(Chart and figure data)

......

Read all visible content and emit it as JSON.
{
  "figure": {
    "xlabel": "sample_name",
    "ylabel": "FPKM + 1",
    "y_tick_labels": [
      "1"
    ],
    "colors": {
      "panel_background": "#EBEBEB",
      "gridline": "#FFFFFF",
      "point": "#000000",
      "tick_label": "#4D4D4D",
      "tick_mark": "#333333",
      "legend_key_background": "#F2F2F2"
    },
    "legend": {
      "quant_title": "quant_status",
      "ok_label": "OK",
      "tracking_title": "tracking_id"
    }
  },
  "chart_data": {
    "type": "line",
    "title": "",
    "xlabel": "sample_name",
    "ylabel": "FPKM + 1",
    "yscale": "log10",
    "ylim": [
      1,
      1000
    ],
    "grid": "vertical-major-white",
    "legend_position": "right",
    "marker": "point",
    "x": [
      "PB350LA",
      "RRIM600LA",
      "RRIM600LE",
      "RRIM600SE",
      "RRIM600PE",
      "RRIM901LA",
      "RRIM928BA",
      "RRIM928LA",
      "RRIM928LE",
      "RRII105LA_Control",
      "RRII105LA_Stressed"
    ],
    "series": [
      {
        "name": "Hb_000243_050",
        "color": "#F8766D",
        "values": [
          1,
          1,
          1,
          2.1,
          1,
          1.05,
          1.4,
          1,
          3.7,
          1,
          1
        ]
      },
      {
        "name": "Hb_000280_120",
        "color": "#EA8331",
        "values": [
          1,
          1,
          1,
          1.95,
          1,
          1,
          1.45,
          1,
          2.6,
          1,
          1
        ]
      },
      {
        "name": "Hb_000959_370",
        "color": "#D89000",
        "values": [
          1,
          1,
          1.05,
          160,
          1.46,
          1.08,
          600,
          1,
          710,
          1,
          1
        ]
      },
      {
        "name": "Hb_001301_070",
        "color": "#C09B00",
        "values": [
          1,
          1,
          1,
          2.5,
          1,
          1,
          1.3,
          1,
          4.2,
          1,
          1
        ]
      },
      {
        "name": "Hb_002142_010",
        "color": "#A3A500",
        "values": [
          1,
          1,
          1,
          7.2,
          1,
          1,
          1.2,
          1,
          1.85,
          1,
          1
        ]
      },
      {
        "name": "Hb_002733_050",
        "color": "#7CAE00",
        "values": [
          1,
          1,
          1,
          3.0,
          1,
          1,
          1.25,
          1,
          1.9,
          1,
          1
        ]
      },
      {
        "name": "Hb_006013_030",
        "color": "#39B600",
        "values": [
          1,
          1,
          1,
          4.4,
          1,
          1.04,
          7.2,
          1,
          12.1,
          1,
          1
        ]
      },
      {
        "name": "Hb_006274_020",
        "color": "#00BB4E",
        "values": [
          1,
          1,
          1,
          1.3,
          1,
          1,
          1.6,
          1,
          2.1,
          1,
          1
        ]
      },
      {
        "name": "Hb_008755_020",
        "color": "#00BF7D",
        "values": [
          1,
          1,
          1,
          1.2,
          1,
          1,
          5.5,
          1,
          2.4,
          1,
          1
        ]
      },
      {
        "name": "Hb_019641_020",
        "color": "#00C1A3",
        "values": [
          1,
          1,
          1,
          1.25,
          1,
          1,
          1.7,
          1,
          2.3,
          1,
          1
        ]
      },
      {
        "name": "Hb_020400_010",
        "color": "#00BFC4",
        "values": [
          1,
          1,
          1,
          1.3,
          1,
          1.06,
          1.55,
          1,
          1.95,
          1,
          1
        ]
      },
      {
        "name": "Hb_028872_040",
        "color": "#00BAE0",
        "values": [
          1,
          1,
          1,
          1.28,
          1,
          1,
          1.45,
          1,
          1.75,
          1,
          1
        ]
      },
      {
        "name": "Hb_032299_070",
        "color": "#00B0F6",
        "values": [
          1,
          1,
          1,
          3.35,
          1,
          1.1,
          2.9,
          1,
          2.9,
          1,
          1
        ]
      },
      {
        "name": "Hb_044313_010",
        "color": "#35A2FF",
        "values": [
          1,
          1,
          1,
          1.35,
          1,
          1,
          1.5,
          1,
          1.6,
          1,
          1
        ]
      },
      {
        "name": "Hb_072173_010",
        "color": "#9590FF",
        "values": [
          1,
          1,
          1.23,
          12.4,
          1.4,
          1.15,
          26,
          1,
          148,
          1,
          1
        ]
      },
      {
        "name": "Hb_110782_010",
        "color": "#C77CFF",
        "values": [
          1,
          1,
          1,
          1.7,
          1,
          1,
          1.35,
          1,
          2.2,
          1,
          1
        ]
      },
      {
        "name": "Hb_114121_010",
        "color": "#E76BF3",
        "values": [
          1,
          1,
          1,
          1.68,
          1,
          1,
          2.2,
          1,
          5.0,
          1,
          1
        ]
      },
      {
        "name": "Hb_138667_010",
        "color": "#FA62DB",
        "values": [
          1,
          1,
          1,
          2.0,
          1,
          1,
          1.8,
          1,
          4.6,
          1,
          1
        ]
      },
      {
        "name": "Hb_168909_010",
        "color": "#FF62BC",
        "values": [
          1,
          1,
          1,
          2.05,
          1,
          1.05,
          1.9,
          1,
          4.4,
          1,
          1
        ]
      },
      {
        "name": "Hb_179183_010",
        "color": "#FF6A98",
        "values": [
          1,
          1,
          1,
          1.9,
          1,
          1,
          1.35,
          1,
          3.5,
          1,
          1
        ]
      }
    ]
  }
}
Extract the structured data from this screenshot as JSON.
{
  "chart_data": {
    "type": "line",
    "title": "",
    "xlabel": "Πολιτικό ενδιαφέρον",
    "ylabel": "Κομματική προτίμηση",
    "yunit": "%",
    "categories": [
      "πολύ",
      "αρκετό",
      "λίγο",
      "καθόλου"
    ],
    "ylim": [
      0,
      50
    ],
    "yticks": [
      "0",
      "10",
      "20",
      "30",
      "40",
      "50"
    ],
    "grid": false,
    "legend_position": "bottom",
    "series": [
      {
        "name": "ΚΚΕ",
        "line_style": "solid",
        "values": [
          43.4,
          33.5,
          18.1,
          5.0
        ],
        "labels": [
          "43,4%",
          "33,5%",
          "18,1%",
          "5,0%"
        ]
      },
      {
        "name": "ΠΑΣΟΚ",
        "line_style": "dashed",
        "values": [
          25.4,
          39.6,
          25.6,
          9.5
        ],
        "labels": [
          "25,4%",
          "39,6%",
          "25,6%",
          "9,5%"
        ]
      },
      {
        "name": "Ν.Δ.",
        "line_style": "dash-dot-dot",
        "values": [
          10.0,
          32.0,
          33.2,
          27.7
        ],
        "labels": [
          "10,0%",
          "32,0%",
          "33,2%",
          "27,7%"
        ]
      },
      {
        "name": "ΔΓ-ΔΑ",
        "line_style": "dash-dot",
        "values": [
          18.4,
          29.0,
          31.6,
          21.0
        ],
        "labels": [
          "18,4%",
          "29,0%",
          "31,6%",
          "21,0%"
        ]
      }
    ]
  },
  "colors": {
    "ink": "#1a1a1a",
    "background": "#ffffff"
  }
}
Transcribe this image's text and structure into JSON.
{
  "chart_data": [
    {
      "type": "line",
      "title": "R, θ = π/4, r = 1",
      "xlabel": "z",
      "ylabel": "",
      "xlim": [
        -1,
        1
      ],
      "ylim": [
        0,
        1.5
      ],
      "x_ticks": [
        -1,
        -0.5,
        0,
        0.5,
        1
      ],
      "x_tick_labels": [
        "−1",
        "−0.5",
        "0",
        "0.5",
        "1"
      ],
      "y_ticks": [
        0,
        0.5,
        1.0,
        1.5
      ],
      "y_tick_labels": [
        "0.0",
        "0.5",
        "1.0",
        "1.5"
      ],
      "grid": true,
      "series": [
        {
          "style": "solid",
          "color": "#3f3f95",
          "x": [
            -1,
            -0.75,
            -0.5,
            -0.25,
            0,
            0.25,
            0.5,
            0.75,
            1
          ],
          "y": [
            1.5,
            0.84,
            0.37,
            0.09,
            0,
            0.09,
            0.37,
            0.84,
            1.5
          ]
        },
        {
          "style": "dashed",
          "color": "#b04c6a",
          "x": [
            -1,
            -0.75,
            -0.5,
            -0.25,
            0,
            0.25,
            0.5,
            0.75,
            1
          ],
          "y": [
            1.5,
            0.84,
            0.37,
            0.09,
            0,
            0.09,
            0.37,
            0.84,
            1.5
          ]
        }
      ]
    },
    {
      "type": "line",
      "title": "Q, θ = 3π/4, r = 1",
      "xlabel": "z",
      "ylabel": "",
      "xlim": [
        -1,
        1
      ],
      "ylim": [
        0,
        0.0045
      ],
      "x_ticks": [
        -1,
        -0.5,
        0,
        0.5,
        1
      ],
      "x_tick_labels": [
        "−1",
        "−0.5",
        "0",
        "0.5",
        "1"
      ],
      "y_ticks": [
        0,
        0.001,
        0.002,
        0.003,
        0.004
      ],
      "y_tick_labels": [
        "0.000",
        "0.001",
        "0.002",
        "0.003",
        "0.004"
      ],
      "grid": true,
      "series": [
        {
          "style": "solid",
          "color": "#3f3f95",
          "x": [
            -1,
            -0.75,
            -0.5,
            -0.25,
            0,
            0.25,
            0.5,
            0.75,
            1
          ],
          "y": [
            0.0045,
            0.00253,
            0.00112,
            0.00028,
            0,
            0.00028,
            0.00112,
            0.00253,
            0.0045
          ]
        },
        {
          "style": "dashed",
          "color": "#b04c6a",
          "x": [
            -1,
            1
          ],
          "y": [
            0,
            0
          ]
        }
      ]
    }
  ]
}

......

#### Exercise task:
Reproduce each line of the entries in which the word "JSON" is found.

#### Final result:
Read all visible content and emit it as JSON.
Extract the structured data from this screenshot as JSON.
Transcribe this image's text and structure into JSON.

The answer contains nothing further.